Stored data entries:
┄┄┄┄┄┄

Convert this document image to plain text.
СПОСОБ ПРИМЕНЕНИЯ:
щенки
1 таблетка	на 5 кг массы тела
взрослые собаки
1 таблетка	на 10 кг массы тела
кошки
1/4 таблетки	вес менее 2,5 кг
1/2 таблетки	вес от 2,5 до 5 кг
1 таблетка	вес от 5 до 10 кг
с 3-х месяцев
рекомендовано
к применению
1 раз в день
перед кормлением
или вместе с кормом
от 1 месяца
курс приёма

┄┄┄┄┄┄

- **Aim of the task**
Using the entries above, return each line in which the word "таблетка" occurs.

- **Task response**
1 таблетка	на 5 кг массы тела
1 таблетка	на 10 кг массы тела
1 таблетка	вес от 5 до 10 кг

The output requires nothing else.